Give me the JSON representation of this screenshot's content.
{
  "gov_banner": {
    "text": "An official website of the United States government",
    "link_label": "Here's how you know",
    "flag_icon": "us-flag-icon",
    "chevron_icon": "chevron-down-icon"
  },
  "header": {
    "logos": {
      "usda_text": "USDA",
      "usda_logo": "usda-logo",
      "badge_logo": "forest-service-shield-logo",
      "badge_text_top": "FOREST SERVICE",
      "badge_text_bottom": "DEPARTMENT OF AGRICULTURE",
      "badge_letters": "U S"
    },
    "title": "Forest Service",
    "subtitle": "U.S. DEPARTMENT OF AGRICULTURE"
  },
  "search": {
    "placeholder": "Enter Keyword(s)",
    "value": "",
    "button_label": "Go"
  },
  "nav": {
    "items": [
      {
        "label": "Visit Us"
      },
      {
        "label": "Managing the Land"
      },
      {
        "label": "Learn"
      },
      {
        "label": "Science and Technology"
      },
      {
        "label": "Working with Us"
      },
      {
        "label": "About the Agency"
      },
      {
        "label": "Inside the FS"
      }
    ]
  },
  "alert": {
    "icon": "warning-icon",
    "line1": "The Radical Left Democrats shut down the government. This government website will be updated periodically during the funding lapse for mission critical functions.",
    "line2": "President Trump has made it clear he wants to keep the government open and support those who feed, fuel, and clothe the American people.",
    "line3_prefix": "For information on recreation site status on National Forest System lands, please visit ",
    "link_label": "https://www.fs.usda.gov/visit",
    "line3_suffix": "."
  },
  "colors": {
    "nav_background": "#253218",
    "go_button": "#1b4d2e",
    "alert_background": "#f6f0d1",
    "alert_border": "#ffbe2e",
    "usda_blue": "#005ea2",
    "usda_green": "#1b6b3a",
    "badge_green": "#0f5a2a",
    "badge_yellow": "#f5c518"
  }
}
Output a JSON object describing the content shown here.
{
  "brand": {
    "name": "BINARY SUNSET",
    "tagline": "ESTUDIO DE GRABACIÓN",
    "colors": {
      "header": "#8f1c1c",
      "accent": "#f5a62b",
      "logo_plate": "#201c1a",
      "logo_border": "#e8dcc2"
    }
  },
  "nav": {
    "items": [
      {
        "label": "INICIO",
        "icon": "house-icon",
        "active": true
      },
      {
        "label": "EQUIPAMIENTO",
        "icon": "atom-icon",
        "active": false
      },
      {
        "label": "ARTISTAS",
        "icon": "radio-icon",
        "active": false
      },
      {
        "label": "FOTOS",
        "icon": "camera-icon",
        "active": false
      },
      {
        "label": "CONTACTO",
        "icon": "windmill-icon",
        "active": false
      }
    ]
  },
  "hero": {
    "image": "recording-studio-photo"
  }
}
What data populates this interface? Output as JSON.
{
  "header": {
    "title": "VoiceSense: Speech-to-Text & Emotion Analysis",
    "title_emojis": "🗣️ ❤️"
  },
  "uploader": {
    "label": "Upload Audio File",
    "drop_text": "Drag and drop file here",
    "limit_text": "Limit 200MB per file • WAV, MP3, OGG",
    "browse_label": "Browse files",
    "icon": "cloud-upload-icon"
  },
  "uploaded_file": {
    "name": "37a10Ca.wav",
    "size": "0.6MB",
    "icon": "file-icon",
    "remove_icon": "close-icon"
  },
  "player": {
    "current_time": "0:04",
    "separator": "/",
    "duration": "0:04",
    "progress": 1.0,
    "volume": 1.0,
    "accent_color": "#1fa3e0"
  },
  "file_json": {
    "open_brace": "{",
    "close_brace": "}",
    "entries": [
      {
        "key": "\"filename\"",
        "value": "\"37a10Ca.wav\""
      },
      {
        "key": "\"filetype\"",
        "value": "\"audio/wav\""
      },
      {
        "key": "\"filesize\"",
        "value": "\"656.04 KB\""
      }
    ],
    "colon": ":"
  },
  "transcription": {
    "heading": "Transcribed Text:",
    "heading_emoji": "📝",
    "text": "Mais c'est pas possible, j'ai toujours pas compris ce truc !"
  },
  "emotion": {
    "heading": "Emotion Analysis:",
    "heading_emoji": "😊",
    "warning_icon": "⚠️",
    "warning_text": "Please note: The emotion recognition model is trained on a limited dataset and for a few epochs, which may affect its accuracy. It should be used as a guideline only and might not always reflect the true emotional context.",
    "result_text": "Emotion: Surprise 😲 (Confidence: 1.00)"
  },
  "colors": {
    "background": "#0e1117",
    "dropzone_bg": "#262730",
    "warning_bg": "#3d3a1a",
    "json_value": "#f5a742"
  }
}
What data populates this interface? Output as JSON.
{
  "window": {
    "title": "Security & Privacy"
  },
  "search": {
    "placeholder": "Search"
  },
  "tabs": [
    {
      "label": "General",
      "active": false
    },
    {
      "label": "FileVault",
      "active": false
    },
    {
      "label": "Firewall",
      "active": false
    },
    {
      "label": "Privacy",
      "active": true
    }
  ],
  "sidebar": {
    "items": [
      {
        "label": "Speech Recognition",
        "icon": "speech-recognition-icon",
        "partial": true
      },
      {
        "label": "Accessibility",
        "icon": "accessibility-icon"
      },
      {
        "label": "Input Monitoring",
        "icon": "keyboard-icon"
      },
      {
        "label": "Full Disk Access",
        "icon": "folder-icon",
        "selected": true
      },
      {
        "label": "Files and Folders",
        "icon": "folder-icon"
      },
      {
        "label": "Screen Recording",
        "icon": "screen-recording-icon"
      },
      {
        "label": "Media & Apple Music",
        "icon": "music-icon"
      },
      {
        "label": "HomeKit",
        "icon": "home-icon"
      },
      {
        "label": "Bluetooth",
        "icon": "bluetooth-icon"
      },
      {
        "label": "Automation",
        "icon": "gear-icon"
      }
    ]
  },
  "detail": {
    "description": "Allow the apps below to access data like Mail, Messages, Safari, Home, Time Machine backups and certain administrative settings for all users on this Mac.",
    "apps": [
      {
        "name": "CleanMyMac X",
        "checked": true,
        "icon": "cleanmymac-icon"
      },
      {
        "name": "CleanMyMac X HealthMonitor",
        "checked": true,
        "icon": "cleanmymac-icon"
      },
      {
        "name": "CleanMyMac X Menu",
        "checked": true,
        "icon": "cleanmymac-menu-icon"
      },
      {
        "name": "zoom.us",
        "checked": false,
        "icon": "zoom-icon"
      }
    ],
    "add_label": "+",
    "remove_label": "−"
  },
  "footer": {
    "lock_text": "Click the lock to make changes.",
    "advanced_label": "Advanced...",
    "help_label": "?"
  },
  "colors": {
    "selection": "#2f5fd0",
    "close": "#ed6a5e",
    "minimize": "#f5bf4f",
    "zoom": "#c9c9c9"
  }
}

═══

**WHAT IS NEEDED**
Repeat every entry exactly, please.

**EXPECTED OUTPUT**
Give me the JSON representation of this screenshot's content.
{
  "gov_banner": {
    "text": "An official website of the United States government",
    "link_label": "Here's how you know",
    "flag_icon": "us-flag-icon",
    "chevron_icon": "chevron-down-icon"
  },
  "header": {
    "logos": {
      "usda_text": "USDA",
      "usda_logo": "usda-logo",
      "badge_logo": "forest-service-shield-logo",
      "badge_text_top": "FOREST SERVICE",
      "badge_text_bottom": "DEPARTMENT OF AGRICULTURE",
      "badge_letters": "U S"
    },
    "title": "Forest Service",
    "subtitle": "U.S. DEPARTMENT OF AGRICULTURE"
  },
  "search": {
    "placeholder": "Enter Keyword(s)",
    "value": "",
    "button_label": "Go"
  },
  "nav": {
    "items": [
      {
        "label": "Visit Us"
      },
      {
        "label": "Managing the Land"
      },
      {
        "label": "Learn"
      },
      {
        "label": "Science and Technology"
      },
      {
        "label": "Working with Us"
      },
      {
        "label": "About the Agency"
      },
      {
        "label": "Inside the FS"
      }
    ]
  },
  "alert": {
    "icon": "warning-icon",
    "line1": "The Radical Left Democrats shut down the government. This government website will be updated periodically during the funding lapse for mission critical functions.",
    "line2": "President Trump has made it clear he wants to keep the government open and support those who feed, fuel, and clothe the American people.",
    "line3_prefix": "For information on recreation site status on National Forest System lands, please visit ",
    "link_label": "https://www.fs.usda.gov/visit",
    "line3_suffix": "."
  },
  "colors": {
    "nav_background": "#253218",
    "go_button": "#1b4d2e",
    "alert_background": "#f6f0d1",
    "alert_border": "#ffbe2e",
    "usda_blue": "#005ea2",
    "usda_green": "#1b6b3a",
    "badge_green": "#0f5a2a",
    "badge_yellow": "#f5c518"
  }
}
Output a JSON object describing the content shown here.
{
  "brand": {
    "name": "BINARY SUNSET",
    "tagline": "ESTUDIO DE GRABACIÓN",
    "colors": {
      "header": "#8f1c1c",
      "accent": "#f5a62b",
      "logo_plate": "#201c1a",
      "logo_border": "#e8dcc2"
    }
  },
  "nav": {
    "items": [
      {
        "label": "INICIO",
        "icon": "house-icon",
        "active": true
      },
      {
        "label": "EQUIPAMIENTO",
        "icon": "atom-icon",
        "active": false
      },
      {
        "label": "ARTISTAS",
        "icon": "radio-icon",
        "active": false
      },
      {
        "label": "FOTOS",
        "icon": "camera-icon",
        "active": false
      },
      {
        "label": "CONTACTO",
        "icon": "windmill-icon",
        "active": false
      }
    ]
  },
  "hero": {
    "image": "recording-studio-photo"
  }
}
What data populates this interface? Output as JSON.
{
  "header": {
    "title": "VoiceSense: Speech-to-Text & Emotion Analysis",
    "title_emojis": "🗣️ ❤️"
  },
  "uploader": {
    "label": "Upload Audio File",
    "drop_text": "Drag and drop file here",
    "limit_text": "Limit 200MB per file • WAV, MP3, OGG",
    "browse_label": "Browse files",
    "icon": "cloud-upload-icon"
  },
  "uploaded_file": {
    "name": "37a10Ca.wav",
    "size": "0.6MB",
    "icon": "file-icon",
    "remove_icon": "close-icon"
  },
  "player": {
    "current_time": "0:04",
    "separator": "/",
    "duration": "0:04",
    "progress": 1.0,
    "volume": 1.0,
    "accent_color": "#1fa3e0"
  },
  "file_json": {
    "open_brace": "{",
    "close_brace": "}",
    "entries": [
      {
        "key": "\"filename\"",
        "value": "\"37a10Ca.wav\""
      },
      {
        "key": "\"filetype\"",
        "value": "\"audio/wav\""
      },
      {
        "key": "\"filesize\"",
        "value": "\"656.04 KB\""
      }
    ],
    "colon": ":"
  },
  "transcription": {
    "heading": "Transcribed Text:",
    "heading_emoji": "📝",
    "text": "Mais c'est pas possible, j'ai toujours pas compris ce truc !"
  },
  "emotion": {
    "heading": "Emotion Analysis:",
    "heading_emoji": "😊",
    "warning_icon": "⚠️",
    "warning_text": "Please note: The emotion recognition model is trained on a limited dataset and for a few epochs, which may affect its accuracy. It should be used as a guideline only and might not always reflect the true emotional context.",
    "result_text": "Emotion: Surprise 😲 (Confidence: 1.00)"
  },
  "colors": {
    "background": "#0e1117",
    "dropzone_bg": "#262730",
    "warning_bg": "#3d3a1a",
    "json_value": "#f5a742"
  }
}
What data populates this interface? Output as JSON.
{
  "window": {
    "title": "Security & Privacy"
  },
  "search": {
    "placeholder": "Search"
  },
  "tabs": [
    {
      "label": "General",
      "active": false
    },
    {
      "label": "FileVault",
      "active": false
    },
    {
      "label": "Firewall",
      "active": false
    },
    {
      "label": "Privacy",
      "active": true
    }
  ],
  "sidebar": {
    "items": [
      {
        "label": "Speech Recognition",
        "icon": "speech-recognition-icon",
        "partial": true
      },
      {
        "label": "Accessibility",
        "icon": "accessibility-icon"
      },
      {
        "label": "Input Monitoring",
        "icon": "keyboard-icon"
      },
      {
        "label": "Full Disk Access",
        "icon": "folder-icon",
        "selected": true
      },
      {
        "label": "Files and Folders",
        "icon": "folder-icon"
      },
      {
        "label": "Screen Recording",
        "icon": "screen-recording-icon"
      },
      {
        "label": "Media & Apple Music",
        "icon": "music-icon"
      },
      {
        "label": "HomeKit",
        "icon": "home-icon"
      },
      {
        "label": "Bluetooth",
        "icon": "bluetooth-icon"
      },
      {
        "label": "Automation",
        "icon": "gear-icon"
      }
    ]
  },
  "detail": {
    "description": "Allow the apps below to access data like Mail, Messages, Safari, Home, Time Machine backups and certain administrative settings for all users on this Mac.",
    "apps": [
      {
        "name": "CleanMyMac X",
        "checked": true,
        "icon": "cleanmymac-icon"
      },
      {
        "name": "CleanMyMac X HealthMonitor",
        "checked": true,
        "icon": "cleanmymac-icon"
      },
      {
        "name": "CleanMyMac X Menu",
        "checked": true,
        "icon": "cleanmymac-menu-icon"
      },
      {
        "name": "zoom.us",
        "checked": false,
        "icon": "zoom-icon"
      }
    ],
    "add_label": "+",
    "remove_label": "−"
  },
  "footer": {
    "lock_text": "Click the lock to make changes.",
    "advanced_label": "Advanced...",
    "help_label": "?"
  },
  "colors": {
    "selection": "#2f5fd0",
    "close": "#ed6a5e",
    "minimize": "#f5bf4f",
    "zoom": "#c9c9c9"
  }
}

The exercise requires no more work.